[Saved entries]
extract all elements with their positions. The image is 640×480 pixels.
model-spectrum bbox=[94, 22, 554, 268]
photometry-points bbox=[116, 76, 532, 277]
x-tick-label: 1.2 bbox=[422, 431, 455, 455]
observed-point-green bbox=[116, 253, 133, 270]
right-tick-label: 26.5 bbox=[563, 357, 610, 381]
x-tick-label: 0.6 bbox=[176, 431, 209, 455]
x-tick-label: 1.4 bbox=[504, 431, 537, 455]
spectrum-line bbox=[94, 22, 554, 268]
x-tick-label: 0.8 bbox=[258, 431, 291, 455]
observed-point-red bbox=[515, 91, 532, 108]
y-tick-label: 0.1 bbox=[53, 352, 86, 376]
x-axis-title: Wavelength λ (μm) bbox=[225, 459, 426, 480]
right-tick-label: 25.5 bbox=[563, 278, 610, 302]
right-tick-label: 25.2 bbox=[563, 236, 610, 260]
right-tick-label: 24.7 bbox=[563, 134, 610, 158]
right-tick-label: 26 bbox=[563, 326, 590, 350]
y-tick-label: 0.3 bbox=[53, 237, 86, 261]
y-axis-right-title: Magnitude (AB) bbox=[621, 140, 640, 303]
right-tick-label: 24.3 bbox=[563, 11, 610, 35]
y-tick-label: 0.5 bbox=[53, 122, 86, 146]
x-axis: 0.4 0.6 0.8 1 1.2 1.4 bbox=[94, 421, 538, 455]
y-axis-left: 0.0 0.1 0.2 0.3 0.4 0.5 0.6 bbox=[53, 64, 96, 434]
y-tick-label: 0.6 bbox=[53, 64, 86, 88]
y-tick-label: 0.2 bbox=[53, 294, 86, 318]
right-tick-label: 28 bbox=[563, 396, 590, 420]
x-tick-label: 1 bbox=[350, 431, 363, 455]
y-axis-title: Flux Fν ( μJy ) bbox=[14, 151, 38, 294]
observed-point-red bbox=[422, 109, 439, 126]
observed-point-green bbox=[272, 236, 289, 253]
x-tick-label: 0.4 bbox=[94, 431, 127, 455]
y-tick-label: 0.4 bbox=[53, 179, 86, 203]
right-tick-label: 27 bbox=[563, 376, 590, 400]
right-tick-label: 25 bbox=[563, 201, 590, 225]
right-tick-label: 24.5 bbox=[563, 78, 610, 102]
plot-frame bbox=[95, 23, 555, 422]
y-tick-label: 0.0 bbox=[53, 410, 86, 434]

- _REQUIRED WORK_
Reproduce only the records from the start down to the line containing "x-tick-label: 0.8 bbox=[258, 431, 291, 455]", with "x-tick-label" replaced by "bottom-tick-label" and everything else left as it is.

- _WORKED SOLUTION_
extract all elements with their positions. The image is 640×480 pixels.
model-spectrum bbox=[94, 22, 554, 268]
photometry-points bbox=[116, 76, 532, 277]
bottom-tick-label: 1.2 bbox=[422, 431, 455, 455]
observed-point-green bbox=[116, 253, 133, 270]
right-tick-label: 26.5 bbox=[563, 357, 610, 381]
bottom-tick-label: 0.6 bbox=[176, 431, 209, 455]
bottom-tick-label: 1.4 bbox=[504, 431, 537, 455]
spectrum-line bbox=[94, 22, 554, 268]
bottom-tick-label: 0.8 bbox=[258, 431, 291, 455]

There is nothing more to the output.